■ Source extract

# # #

An advantage of this method is that it is simple to implement, and it places no limits on the format of the input files. There is no need to have a specific format or a matching number of rows or columns in the input files. In the population projection example considered above, the input files for the two scenarios could have different numbers of rows as one of the two scenarios could imply a different zonal structure within the region.

In this example repository, this approach is called the "categorical drop-in" method.\ The VisionEval model will either use the inputs file "A" or the inputs file "B", but not a mix of the two. This is expressed in the code by the categorical_drop_in method, which is a method of the FilesCoreModel.

def _manipulate_by_categorical_drop_in(
    self,
    params: dict,  # (1)!
    cat_param: str,  # (2)!
    ve_scenario_dir: os.PathLike,  # (3)!
):
    scenario_dir = params[cat_param]
    for i in os.scandir(scenario_input(ve_scenario_dir, scenario_dir)):  # (4)!
        if i.is_file():
            shutil.copyfile(
                scenario_input(ve_scenario_dir, scenario_dir, i.name),
                join_norm(self.resolved_model_path, "inputs", i.name),
            )
  1. The params dictionary is passed through to the _manipulate_by_categorical_drop_in method. This dictionary includes the values of all the policy levers and exogenous uncertainties for the experiment.
  2. The cat_param argument is the name of the parameter in the params dictionary that is the categorical drop-in.
  3. The ve_scenario_dir argument is the directory where the categorical input files for the categorical drop-in are stored.
  4. The _manipulate_by_categorical_drop_in method will scan the appropriate directory\ where the categorical input files are stored, and copy the input files for the selected categorical value into the requisite input location for the VisionEval model.

This method is in turn called from individual setup sub-methods, which will define the specific input parameters that are categorical drop-ins. For example, the _manipulate_carsvcavail method can define the specific input parameters that are categorical drop-ins for car service availability inputs.

def _manipulate_carsvcavail(self, params):
    return self._manipulate_by_categorical_drop_in(
        params,  # (1)!
        "CARSVCAVAILSCEN",  # (2)!
        self.scenario_input_dirs.get("CARSVCAVAILSCEN"),  # (3)!
    )
  1. The params dictionary is passed through to the _manipulate_by_categorical_drop_in method.
  2. The second argument to the _manipulate_by_categorical_drop_in method is the name of the parameter in the params dictionary that is the categorical drop-in, in this case the CARSVCAVAILSCEN parameter.

# # #

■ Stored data
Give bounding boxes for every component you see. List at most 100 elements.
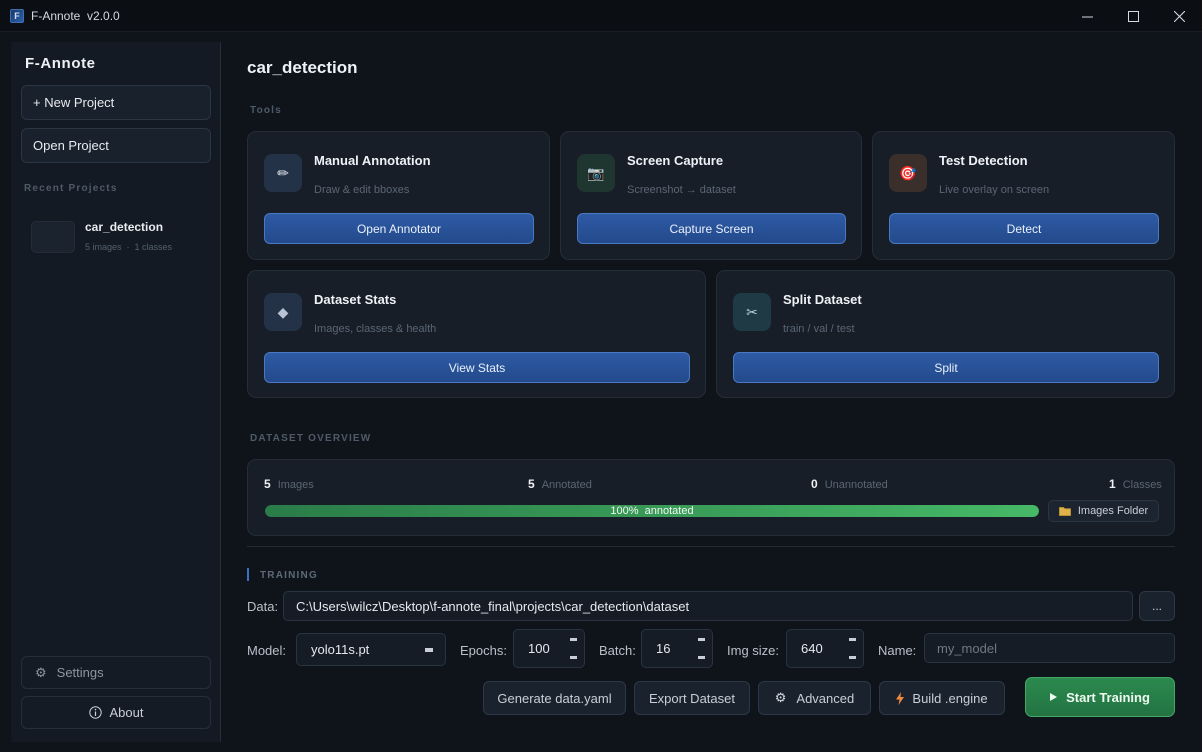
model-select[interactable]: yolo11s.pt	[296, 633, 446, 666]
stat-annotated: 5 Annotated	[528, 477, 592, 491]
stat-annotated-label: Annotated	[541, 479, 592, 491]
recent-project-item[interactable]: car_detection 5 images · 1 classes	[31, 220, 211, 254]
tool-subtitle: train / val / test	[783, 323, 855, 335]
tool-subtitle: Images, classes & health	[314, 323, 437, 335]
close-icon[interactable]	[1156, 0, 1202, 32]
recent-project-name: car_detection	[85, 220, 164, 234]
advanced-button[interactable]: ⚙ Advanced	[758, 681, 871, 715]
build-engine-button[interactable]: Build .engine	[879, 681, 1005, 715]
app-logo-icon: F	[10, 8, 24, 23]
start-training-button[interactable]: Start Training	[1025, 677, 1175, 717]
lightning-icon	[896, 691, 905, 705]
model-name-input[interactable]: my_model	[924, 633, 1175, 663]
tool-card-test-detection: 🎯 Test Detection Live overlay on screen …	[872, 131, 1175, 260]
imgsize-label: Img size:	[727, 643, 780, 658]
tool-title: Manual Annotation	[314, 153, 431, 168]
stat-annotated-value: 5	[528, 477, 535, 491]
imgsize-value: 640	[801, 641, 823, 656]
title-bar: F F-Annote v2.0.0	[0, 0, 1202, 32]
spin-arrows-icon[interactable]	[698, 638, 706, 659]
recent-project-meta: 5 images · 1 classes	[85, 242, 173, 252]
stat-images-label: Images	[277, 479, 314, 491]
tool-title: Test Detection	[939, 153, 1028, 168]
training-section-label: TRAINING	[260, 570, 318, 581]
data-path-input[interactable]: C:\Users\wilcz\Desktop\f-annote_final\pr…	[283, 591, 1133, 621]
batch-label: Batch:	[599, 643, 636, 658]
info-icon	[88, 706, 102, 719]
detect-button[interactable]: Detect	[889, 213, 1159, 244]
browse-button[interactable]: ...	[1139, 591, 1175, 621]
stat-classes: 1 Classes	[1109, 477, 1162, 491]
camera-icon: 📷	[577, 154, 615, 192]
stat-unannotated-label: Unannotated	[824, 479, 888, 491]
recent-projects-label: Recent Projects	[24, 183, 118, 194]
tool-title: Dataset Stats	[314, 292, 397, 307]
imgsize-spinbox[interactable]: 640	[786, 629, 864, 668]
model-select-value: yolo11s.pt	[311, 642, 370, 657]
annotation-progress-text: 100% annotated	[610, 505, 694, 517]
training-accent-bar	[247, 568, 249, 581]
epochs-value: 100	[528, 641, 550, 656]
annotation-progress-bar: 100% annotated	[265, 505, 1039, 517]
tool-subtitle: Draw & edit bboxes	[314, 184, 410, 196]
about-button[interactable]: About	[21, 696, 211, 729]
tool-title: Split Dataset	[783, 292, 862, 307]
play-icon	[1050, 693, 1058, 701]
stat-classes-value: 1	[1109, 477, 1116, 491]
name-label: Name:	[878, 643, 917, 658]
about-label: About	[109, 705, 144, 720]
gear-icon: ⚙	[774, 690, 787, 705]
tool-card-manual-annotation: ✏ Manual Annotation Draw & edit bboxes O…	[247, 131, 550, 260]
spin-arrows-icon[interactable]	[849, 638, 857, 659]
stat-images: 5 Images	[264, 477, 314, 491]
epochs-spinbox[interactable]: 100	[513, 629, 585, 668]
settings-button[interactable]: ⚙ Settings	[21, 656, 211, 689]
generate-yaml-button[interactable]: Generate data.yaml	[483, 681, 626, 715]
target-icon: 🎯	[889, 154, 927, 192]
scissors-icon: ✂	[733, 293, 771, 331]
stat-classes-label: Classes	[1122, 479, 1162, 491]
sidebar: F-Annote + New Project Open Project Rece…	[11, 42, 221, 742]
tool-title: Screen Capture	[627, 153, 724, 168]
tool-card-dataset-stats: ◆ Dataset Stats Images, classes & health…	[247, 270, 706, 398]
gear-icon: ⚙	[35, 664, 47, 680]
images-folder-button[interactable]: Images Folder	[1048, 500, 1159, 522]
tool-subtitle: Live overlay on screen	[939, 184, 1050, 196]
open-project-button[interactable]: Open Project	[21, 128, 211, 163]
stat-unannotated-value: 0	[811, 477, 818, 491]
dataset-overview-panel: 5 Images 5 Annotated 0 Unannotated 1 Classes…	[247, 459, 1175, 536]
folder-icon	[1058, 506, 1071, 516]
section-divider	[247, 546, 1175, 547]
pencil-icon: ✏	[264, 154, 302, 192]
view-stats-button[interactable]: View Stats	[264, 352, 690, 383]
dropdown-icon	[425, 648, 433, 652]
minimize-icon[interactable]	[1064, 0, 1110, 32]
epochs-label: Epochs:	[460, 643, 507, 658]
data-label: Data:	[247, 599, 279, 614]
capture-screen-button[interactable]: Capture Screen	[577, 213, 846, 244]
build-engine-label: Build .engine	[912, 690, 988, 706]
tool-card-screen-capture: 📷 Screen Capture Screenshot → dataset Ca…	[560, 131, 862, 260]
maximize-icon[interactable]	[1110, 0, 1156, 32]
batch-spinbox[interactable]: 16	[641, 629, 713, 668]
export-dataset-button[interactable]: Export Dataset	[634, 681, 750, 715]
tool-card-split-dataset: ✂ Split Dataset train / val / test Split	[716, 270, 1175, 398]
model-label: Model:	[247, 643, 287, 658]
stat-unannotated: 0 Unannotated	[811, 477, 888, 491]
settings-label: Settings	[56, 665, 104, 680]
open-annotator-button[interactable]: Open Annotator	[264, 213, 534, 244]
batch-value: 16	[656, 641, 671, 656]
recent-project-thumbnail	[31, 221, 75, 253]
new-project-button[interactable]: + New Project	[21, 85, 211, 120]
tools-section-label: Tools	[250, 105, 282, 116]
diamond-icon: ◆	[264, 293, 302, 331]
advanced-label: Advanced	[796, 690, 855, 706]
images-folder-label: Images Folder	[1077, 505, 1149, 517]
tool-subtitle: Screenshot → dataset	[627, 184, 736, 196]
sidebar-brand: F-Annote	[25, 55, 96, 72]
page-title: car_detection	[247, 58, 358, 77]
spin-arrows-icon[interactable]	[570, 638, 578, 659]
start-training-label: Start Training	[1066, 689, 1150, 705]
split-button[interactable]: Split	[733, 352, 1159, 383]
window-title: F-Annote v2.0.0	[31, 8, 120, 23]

# # #

■ Directions
In the source extract, what values does the params dictionary include?

■ Solution
The values of all the policy levers and exogenous uncertainties for the experiment.